■ What is required: Return the number of lines in which the word "对下列句中加点词的解释" appears; add nothing else.
══════════
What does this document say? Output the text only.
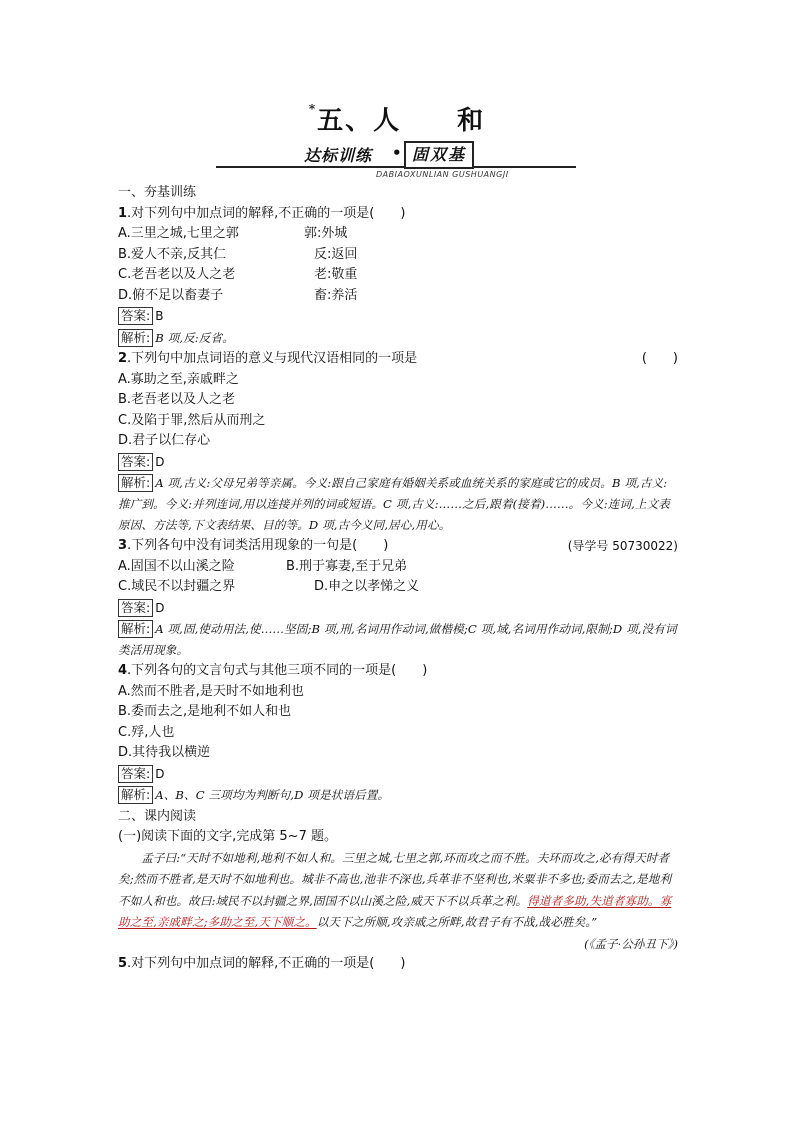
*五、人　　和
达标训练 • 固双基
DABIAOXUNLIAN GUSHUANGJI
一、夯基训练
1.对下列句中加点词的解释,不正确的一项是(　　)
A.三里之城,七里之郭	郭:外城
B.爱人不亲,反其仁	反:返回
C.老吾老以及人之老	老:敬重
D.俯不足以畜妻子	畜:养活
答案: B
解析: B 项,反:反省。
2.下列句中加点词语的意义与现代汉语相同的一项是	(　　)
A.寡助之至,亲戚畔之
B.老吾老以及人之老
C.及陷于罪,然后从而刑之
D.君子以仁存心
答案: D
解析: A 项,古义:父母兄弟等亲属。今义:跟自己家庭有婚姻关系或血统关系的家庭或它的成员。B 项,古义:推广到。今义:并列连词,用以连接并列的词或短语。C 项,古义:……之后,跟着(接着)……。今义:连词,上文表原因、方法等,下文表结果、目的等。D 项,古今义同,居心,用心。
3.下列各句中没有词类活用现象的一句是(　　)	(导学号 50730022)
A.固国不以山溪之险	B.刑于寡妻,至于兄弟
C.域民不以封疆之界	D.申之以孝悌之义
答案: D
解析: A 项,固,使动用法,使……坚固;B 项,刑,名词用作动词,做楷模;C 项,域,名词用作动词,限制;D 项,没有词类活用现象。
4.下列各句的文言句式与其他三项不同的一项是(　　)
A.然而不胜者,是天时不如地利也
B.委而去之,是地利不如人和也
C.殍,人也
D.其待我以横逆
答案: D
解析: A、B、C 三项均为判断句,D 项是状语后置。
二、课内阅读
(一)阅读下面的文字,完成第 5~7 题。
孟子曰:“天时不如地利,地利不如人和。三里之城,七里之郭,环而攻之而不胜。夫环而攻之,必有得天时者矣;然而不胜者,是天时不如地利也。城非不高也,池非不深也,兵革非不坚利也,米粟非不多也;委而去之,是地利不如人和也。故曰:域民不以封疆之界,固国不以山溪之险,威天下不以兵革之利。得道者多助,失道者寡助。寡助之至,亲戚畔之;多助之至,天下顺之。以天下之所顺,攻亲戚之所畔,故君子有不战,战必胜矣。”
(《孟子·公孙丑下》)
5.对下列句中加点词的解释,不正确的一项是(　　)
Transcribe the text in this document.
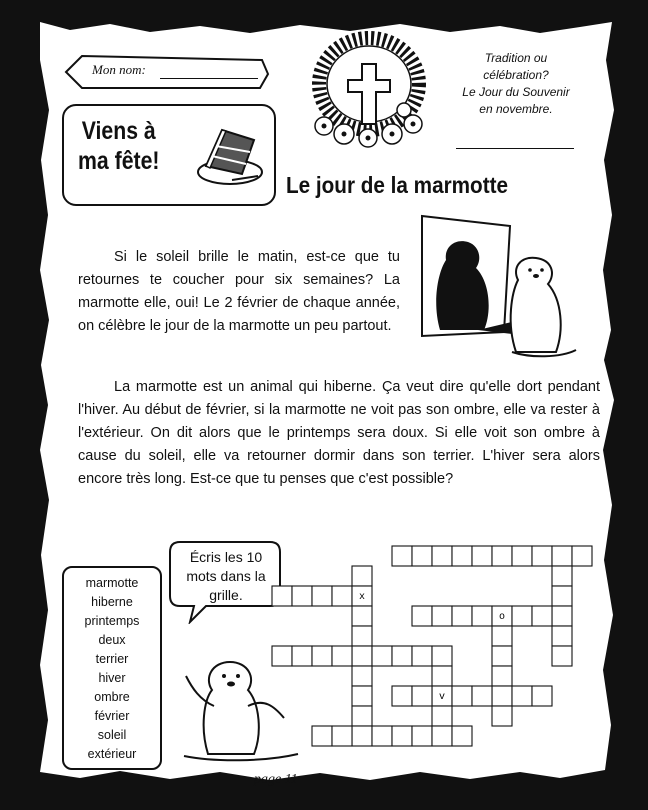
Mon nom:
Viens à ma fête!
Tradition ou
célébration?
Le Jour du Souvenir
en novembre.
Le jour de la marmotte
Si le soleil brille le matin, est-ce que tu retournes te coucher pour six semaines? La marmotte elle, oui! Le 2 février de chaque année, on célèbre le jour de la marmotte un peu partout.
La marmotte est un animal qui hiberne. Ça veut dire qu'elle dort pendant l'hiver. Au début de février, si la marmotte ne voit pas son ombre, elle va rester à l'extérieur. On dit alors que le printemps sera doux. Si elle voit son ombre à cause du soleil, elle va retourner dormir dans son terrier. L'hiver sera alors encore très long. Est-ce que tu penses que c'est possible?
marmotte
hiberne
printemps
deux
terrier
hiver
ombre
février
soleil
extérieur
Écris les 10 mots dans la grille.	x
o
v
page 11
══════════
■ Problem solution: 2